- [TASK REQUIREMENTS] Note each line that includes the word "Snowfall". Copy those lines.

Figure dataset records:
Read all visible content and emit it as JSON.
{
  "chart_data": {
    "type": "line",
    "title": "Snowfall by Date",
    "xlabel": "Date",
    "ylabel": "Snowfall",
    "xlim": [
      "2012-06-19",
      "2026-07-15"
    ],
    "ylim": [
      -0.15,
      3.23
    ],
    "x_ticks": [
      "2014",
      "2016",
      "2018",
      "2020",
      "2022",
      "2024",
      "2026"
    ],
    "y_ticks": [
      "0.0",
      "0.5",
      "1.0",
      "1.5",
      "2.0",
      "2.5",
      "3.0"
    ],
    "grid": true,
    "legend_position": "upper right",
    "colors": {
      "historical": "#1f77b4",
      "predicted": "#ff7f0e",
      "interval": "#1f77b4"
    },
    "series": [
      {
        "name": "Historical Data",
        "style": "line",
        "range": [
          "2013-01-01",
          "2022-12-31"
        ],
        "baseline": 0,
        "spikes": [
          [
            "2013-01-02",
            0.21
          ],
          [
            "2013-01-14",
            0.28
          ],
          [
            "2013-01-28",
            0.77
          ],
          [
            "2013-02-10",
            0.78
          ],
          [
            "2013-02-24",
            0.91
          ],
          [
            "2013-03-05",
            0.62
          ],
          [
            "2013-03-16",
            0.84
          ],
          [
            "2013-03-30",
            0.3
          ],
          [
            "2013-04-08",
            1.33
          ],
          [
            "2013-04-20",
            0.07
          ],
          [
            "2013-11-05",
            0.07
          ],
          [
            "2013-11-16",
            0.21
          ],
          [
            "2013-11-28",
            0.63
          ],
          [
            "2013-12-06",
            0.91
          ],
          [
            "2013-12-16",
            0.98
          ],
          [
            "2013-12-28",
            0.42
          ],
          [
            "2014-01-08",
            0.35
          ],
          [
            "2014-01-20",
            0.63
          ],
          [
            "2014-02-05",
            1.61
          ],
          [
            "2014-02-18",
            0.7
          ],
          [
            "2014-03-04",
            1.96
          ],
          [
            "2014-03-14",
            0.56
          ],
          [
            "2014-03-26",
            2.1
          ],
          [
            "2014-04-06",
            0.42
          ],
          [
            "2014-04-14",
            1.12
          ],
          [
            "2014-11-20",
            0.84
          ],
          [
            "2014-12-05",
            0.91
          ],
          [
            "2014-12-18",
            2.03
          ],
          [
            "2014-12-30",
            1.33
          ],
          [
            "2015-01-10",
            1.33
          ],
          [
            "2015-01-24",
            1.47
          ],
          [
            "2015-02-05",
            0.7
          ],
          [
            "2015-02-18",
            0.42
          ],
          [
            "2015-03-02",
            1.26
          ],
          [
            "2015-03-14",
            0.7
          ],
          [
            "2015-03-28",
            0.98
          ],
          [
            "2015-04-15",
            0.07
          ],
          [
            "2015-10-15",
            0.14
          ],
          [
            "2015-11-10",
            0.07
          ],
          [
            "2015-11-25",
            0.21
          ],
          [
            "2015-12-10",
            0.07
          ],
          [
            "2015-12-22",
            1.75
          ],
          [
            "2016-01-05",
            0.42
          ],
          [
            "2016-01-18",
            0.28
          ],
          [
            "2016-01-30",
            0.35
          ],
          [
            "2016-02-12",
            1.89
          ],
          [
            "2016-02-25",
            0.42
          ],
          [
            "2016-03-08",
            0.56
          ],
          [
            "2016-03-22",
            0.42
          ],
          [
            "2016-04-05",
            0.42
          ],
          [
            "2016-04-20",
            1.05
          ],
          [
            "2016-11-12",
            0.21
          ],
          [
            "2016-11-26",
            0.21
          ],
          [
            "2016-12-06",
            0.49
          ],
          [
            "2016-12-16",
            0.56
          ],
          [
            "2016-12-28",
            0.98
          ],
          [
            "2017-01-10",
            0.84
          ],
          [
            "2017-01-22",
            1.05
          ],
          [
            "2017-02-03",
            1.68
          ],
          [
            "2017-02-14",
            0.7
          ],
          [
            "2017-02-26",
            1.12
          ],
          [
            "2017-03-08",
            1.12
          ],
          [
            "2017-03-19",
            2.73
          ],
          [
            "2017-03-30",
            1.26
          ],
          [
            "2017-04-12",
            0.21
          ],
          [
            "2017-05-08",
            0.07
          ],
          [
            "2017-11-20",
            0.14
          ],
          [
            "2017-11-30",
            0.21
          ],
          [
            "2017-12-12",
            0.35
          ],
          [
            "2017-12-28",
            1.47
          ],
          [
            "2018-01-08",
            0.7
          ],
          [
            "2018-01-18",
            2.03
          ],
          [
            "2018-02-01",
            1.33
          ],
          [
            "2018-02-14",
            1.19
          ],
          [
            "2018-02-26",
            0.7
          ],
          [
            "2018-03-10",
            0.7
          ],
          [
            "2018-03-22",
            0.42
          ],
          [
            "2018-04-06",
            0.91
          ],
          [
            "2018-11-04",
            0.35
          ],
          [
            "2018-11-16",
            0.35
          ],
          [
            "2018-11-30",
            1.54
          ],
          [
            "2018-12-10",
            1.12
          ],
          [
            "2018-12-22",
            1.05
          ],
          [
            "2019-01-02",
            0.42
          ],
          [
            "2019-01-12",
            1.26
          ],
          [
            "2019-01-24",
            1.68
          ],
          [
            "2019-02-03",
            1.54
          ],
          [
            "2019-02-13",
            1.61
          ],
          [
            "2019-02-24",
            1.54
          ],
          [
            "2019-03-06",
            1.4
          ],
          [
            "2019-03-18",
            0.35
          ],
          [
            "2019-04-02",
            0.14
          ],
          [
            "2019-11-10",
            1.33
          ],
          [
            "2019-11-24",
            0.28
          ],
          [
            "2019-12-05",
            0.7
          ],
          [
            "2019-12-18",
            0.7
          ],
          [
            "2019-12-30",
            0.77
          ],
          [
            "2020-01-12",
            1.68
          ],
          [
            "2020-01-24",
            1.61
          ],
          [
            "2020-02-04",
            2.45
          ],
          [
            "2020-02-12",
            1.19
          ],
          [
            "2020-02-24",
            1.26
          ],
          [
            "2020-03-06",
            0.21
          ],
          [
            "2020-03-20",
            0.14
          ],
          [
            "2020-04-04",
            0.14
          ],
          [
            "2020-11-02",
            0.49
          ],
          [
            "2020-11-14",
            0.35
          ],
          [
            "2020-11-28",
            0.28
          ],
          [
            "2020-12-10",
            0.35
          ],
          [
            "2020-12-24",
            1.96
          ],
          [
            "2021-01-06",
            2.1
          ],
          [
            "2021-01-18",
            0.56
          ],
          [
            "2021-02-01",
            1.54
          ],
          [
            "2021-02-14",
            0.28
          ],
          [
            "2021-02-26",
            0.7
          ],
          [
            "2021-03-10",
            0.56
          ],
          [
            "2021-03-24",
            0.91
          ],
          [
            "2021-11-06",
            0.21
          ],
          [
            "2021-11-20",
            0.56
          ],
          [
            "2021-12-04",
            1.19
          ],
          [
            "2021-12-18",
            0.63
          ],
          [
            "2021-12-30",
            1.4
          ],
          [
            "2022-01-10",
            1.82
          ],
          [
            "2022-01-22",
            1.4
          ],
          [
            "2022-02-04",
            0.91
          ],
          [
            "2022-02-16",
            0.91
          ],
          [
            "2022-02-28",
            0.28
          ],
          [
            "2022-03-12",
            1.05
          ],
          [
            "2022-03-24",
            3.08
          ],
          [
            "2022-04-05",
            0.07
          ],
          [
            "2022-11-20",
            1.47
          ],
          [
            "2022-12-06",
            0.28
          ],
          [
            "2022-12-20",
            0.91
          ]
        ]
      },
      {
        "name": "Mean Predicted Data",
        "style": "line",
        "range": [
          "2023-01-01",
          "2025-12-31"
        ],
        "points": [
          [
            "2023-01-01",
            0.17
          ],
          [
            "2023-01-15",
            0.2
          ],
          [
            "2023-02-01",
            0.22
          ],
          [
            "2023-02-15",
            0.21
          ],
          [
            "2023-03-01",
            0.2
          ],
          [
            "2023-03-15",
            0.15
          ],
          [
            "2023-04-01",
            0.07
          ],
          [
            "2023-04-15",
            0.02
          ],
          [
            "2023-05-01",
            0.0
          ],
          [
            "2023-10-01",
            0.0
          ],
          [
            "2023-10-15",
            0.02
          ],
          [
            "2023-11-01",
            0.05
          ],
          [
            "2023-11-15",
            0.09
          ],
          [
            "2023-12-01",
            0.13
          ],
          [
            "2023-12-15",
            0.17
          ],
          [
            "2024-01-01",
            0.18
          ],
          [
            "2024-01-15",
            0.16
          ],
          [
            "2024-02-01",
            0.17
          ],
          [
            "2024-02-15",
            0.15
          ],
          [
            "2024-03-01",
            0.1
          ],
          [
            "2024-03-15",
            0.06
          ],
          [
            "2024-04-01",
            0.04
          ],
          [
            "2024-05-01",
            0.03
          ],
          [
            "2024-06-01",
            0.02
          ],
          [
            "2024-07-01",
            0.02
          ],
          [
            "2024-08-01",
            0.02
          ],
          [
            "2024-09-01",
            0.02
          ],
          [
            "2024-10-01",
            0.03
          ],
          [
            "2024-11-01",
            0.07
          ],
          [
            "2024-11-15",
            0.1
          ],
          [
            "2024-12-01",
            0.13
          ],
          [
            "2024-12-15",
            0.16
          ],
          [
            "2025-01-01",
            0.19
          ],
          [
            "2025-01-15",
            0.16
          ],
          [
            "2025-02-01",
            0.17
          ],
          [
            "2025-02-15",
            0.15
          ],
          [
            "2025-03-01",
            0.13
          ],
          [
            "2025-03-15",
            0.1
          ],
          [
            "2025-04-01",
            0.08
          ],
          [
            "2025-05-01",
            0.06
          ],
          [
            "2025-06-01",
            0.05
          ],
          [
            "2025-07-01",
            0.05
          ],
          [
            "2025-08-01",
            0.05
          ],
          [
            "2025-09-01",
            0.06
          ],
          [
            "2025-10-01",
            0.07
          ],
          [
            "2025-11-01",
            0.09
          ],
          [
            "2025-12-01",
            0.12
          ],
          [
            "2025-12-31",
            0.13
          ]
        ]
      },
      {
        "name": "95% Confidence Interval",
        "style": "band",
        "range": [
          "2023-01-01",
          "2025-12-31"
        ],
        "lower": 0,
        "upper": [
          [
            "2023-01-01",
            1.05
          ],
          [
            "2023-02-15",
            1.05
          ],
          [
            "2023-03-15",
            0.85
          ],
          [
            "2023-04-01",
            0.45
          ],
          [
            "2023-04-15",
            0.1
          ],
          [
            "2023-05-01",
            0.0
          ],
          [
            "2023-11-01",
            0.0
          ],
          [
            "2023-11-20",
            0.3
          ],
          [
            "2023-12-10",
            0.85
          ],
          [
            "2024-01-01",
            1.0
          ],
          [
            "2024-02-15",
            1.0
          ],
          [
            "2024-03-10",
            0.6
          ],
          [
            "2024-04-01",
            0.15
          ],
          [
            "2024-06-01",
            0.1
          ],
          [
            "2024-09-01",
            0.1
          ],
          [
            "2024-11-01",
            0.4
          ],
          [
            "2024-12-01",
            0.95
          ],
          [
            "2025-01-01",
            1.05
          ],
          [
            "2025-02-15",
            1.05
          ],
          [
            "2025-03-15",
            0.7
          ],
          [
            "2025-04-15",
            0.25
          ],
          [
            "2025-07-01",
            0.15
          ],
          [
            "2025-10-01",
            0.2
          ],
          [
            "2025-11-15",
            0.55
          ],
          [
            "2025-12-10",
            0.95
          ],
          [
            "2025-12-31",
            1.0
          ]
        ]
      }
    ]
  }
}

- [ANSWER FOR THIS EXERCISE]
    "title": "Snowfall by Date",
    "ylabel": "Snowfall",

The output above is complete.